Exercise requirements.
[1] Echo part of the dialogue with God word for word. Begin at the words "God: (laughs quietly" and stop after "really create evil?".
[2] Answer these questions from the dialogue with God:
(a) How many dad jokes a day does God say he tells?
(b) Whose guide does God say he has been reading?
(c) What does God say evil was?
[3] Go on with the dialogue with God from its last line, keeping the same back-and-forth between Me and God.

God: Oh, that, okay smartass, well, your question about the
question and the answer cannot coexist in the same cosmos. A parallel universe
has the question, you see, after establishing some hegemony in a parallel
universe, I then…..
Me: I’m losing you God, are you sure you gave me the right
ears?
God: Hey! I’m trying to answer your goddamn questions. Zip it!
So now….
Me: Gosh! Ni hivo buda, usicatch.. so now, Mr. God, I have a feeling you tell
dad jokes, how many times a day?
God: 69
Me: How many roads must a man walk down in life?
God: 69
Me: Are you sure?
God: Of course I am, I’m God!
Me: Aha..okay big man, so, what’s 23 x 3?
God: 69
Me: You really love that number, don’t you? I know I do..
God: Stop pushing it! But really, there’s something
fundamentally wrong if you turned out this way. See, I’ve been reading this
guide by Stephen Hawkings and he says..
Me: Hold up Mr. God, you read that too? That’s so cool, up
top (Hi 5)
God: You’re really not funny, you know that right?
Me: I’ll ignore that for security purposes. Now, how can
entropy be resolved? Yes, you can use a diagram.
God: Insufficient data to give a meaningful answer..I
repeat..insuffici…
Me: Do you think women really know what they want?
God: I honestly don't have an answer to that!
Me: why do people say ‘irregardless” and ‘oftenly’?
God: I knowww, right? Makes me want to punch them in the
throat..or kill them you know?
Me: Well well, hello there Mr. inappropriate? Onto the
next.. can I get a definitive answer on this whole gay thing? What do you want
to do to them? Okay, that sounds wrong.
God: Ha ha..I saw what you did there. Oh well, they outdid
themselves, so there’s that.
Me: I have a huge feeling that there’s a Gspot for men up in
the ass, whaddya think?
God: I think I should have given you a tumor or something.
Me: Talking of gspots, is it really there? Or is this a
women folklore to belittle men?
God: (laughs quietly to himself)
Me: Did you really create us in 7 days or that’s just
something the papers say?
God: Like magic, the mistake was fixed.
Me: Okay, but why?
God: Because.
Me: Because why?
God: Just because, Goddamnit!
Me: lol, so, did you really create evil?
God: Naah… that was a prank on kina Eve and Adam but it went
viral and a tad bit too far.
Me: Why can’t you rescind it then?
God: Because it’s fun to watch humans conflict and shit…
Me: You sadistic bastard…
God: watch it you! Lest I kick the bejesus out of you!
Me: Okay..Gosh.. moving on, where did you really come from?
God: I’m the legend! (chest thumps).

Records supplied.
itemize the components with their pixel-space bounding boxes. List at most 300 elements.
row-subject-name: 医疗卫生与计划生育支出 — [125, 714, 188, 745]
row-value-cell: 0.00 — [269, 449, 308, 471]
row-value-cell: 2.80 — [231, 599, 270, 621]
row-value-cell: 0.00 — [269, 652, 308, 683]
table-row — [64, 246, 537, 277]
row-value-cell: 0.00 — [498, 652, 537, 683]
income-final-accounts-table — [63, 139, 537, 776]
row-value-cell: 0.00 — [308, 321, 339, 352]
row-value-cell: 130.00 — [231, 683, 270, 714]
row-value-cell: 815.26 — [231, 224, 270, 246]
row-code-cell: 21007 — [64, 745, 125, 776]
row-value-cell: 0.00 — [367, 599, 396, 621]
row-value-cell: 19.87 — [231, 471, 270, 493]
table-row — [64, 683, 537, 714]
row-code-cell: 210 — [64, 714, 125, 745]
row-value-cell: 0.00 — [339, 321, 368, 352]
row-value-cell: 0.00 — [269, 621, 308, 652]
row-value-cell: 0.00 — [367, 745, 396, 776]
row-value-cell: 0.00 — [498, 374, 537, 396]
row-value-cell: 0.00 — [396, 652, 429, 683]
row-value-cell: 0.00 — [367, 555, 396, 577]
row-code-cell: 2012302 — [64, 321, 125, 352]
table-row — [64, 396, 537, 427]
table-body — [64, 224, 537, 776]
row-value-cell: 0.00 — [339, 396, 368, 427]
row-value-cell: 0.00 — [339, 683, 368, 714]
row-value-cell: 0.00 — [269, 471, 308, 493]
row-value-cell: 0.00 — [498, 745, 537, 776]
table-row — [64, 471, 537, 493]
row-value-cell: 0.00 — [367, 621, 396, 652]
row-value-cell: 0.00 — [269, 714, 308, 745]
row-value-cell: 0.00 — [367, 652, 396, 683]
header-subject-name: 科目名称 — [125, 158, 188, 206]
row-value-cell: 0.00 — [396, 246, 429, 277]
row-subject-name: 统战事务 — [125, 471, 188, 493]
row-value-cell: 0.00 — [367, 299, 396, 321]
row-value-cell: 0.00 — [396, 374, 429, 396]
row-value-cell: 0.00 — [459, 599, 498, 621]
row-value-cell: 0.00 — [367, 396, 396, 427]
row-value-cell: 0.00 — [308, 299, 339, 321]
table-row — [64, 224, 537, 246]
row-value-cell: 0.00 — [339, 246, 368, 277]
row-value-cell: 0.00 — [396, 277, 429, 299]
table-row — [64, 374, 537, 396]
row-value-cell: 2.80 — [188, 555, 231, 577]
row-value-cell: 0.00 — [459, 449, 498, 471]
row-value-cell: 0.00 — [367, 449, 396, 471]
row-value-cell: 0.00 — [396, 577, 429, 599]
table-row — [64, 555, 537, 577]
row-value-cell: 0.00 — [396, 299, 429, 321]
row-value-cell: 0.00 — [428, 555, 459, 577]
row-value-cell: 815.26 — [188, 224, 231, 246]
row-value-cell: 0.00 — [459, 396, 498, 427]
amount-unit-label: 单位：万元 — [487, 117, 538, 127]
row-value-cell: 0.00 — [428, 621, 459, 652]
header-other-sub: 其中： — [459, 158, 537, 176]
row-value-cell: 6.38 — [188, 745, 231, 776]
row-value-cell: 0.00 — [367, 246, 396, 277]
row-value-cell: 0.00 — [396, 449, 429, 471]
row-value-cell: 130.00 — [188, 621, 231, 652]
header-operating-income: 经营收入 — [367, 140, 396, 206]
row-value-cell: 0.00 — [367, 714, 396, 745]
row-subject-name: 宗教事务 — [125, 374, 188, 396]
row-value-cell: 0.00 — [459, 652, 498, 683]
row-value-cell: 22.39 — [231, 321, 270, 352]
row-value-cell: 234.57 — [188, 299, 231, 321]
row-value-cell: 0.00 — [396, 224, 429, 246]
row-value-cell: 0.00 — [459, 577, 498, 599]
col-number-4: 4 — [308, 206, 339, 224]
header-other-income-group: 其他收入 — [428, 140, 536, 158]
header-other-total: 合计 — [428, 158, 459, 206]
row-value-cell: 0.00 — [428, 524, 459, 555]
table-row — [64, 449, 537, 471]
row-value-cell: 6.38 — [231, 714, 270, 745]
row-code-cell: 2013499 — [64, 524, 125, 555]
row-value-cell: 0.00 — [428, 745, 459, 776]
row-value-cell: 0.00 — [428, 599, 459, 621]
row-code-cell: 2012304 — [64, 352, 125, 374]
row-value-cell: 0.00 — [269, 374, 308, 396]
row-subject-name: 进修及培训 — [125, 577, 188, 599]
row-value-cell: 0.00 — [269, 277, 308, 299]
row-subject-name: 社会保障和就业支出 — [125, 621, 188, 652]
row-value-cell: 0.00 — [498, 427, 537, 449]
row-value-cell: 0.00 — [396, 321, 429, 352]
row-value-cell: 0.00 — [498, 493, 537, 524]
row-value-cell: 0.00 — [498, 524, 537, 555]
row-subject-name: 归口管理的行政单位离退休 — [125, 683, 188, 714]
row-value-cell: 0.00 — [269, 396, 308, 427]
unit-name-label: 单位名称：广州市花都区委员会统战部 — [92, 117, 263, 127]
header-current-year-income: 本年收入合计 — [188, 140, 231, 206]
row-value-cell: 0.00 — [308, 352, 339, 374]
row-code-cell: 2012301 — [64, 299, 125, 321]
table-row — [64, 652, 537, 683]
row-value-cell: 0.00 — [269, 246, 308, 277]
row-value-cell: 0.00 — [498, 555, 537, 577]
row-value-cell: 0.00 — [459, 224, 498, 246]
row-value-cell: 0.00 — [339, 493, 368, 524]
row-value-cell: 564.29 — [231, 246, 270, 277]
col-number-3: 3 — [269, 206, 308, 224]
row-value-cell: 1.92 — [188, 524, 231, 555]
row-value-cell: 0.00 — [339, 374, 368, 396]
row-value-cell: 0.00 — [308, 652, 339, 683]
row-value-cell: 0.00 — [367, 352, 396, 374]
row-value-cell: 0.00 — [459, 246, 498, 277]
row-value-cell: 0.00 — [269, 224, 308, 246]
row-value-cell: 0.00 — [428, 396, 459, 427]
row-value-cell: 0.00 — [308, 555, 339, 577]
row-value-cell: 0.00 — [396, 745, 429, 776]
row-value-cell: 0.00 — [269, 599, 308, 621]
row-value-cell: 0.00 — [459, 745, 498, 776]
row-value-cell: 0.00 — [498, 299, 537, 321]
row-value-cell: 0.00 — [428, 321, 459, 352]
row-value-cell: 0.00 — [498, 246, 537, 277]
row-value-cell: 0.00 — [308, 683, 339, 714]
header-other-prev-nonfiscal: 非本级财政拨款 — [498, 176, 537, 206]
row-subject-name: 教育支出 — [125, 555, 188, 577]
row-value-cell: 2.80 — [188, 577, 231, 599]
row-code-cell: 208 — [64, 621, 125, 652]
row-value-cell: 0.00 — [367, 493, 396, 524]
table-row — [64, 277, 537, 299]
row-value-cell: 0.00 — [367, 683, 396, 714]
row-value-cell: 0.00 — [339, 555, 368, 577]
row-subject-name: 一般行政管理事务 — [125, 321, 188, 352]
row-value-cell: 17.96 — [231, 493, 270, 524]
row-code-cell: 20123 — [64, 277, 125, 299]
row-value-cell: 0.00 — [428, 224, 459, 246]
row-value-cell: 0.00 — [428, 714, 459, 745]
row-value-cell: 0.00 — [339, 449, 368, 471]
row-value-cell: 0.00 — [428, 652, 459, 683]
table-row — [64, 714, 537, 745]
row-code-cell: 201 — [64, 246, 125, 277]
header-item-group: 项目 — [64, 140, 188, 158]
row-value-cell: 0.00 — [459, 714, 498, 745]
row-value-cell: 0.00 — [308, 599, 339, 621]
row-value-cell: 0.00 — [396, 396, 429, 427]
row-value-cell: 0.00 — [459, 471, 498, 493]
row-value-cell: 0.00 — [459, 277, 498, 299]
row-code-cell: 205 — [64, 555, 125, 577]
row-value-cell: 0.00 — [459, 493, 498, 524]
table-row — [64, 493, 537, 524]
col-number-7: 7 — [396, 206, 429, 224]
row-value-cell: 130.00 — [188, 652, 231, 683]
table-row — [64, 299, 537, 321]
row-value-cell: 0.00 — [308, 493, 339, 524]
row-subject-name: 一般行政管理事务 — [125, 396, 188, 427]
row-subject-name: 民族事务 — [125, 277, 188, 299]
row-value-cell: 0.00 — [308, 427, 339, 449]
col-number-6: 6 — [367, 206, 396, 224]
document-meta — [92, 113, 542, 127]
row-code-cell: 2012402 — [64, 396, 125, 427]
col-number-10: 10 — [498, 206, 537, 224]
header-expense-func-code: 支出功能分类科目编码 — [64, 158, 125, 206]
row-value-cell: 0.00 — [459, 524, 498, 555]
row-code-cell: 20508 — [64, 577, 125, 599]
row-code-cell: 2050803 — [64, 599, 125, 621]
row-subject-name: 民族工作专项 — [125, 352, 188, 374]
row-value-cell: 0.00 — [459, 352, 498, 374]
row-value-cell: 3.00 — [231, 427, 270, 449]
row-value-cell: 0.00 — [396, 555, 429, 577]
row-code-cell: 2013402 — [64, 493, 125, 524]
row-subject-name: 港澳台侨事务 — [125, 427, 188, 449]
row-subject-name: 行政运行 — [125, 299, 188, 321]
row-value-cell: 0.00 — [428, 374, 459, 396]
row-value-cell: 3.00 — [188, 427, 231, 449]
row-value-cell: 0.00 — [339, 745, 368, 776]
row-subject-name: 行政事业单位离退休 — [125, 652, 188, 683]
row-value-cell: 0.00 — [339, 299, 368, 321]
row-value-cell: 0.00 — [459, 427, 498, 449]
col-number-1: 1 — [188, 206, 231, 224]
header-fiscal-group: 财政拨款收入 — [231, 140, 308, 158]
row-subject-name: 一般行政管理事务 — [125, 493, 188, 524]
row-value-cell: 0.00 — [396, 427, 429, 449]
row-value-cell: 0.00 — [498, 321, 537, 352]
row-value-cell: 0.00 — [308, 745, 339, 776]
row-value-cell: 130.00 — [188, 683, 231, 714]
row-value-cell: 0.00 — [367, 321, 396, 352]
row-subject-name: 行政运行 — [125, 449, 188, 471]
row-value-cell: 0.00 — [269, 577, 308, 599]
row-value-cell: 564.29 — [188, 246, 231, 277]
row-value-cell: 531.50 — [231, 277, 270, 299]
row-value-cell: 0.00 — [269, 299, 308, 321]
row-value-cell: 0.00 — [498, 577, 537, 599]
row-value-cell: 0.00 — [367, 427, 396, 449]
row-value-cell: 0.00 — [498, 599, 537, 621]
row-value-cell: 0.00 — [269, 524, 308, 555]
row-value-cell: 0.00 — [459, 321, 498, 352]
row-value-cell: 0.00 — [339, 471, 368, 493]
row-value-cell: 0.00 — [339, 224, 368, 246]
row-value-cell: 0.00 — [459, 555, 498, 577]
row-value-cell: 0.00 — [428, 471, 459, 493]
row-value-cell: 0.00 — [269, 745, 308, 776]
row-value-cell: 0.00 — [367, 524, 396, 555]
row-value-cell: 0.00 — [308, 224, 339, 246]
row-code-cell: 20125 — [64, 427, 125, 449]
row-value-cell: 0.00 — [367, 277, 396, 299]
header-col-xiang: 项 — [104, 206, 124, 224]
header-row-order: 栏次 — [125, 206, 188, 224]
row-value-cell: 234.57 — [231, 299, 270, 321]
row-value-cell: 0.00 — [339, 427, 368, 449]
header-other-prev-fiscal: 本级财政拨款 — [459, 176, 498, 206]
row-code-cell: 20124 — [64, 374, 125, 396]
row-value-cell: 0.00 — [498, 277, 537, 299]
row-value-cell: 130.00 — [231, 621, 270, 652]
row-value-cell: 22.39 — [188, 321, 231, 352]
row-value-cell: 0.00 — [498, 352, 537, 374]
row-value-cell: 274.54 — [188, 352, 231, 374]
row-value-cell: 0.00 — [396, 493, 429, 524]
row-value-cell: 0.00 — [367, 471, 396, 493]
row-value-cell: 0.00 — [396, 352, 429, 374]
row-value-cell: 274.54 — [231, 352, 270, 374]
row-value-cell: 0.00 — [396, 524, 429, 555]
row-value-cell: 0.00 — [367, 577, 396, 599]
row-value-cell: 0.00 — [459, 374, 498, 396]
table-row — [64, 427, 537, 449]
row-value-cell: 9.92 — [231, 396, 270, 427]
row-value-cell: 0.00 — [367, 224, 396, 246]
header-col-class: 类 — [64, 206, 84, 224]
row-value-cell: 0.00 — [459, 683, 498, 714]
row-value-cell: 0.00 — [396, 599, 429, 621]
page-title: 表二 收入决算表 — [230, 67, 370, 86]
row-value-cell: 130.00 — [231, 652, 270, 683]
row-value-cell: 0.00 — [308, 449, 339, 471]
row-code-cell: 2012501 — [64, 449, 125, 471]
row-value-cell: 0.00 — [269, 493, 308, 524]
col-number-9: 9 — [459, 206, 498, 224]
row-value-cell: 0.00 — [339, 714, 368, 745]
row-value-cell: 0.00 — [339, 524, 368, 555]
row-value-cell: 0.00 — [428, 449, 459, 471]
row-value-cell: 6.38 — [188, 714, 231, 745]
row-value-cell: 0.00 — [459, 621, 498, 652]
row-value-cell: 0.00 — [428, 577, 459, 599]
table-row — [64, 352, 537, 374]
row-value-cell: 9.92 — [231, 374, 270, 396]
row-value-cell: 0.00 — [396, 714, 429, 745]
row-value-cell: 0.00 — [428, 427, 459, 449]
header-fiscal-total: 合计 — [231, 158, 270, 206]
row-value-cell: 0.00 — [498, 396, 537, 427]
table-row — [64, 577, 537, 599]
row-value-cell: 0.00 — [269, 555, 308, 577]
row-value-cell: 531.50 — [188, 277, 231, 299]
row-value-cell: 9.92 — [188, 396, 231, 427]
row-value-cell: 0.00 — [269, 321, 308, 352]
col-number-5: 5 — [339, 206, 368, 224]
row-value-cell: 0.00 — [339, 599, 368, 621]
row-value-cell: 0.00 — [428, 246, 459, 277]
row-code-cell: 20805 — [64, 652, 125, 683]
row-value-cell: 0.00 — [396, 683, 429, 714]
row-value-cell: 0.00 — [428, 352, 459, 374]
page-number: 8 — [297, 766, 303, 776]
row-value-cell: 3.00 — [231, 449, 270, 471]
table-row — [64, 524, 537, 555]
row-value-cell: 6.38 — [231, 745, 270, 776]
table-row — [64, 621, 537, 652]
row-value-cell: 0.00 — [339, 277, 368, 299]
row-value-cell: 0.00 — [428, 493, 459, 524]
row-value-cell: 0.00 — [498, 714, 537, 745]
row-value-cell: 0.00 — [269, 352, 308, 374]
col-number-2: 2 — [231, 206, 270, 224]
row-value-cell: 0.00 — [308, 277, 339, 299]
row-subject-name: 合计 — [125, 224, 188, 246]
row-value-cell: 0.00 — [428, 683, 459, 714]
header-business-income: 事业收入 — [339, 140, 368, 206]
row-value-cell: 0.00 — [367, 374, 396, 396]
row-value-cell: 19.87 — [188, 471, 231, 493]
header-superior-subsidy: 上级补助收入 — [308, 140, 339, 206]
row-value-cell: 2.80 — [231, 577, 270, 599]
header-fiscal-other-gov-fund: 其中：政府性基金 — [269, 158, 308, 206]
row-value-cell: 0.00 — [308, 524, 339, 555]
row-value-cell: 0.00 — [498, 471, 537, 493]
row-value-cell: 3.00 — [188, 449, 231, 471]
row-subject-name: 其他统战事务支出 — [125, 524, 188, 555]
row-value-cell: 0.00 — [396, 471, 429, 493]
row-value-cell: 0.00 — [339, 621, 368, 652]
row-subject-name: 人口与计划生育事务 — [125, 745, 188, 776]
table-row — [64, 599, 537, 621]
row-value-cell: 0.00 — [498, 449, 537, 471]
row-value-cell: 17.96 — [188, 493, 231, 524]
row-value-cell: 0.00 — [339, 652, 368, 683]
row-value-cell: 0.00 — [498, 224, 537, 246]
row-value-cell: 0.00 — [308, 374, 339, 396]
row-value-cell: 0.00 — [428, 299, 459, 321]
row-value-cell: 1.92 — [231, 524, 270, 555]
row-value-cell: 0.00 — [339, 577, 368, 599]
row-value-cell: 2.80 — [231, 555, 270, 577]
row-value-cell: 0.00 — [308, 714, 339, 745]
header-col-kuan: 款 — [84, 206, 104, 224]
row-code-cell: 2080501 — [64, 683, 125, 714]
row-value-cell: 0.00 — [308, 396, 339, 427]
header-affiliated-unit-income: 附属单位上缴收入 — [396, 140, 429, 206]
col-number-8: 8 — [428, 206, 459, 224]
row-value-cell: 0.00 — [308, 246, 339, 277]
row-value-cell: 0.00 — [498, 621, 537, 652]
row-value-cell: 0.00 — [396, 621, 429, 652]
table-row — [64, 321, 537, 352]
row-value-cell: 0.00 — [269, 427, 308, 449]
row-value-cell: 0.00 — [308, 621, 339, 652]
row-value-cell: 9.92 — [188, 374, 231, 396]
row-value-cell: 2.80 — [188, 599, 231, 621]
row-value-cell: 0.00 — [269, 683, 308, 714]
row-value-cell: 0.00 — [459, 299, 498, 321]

Outputs in order.
[1]
God: (laughs quietly to himself)
Me: Did you really create us in 7 days or that’s just
something the papers say?
God: Like magic, the mistake was fixed.
Me: Okay, but why?
God: Because.
Me: Because why?
God: Just because, Goddamnit!
Me: lol, so, did you really create evil?

[2]
(a) 69
(b) Stephen Hawkings
(c) A prank on Eve and Adam that went viral and a tad bit too far

[3]
Me: Okay big man, so, what’s the deal with tooth decay?
God: Too much candy..you fool!
Her: Final three now. First, was the duck billed platypus created
for it’s sole comedic value ooor?
God: It’s edible..it’s also edible.
Me: Whooa..okay..okay. so, do you play call of duty? FIFA
15? Do you smoke pot?
God: Pass..pass. lol, Aalso, my favourite game is hide and
seek, you should know by now.
Me: I could ask between the egg and the chicken who came
first but…so, are you proud of what you’ve done? Like reeeeally?
God: What is it with you humans and accountability? Wait,
that’s ironical, ain’t it?
Me: (nods) Okay, now why did you create the friendzone? I
know I could just google the answers but I figured, heck, why not go straight
to the top?
God: Because some people like Cabu gah need to be taught a
lesson.
Me: Ha..that’s a good one. Now I have a confession, I bet
you didn’t see that coming.
God: Hurry up then..I have to go and tweet about this, or
even blog it.
Me: Meh… so, here it
goes, I’m not really a believer, I’m a cross breed between an atheist and an
agnostic. No hard feelings, yeah?
God: Yeah yeah, LOL, Do I look like I care? We good bruv
(whispers “just kidding”).
Me: ooookay Mr God, we do this again later?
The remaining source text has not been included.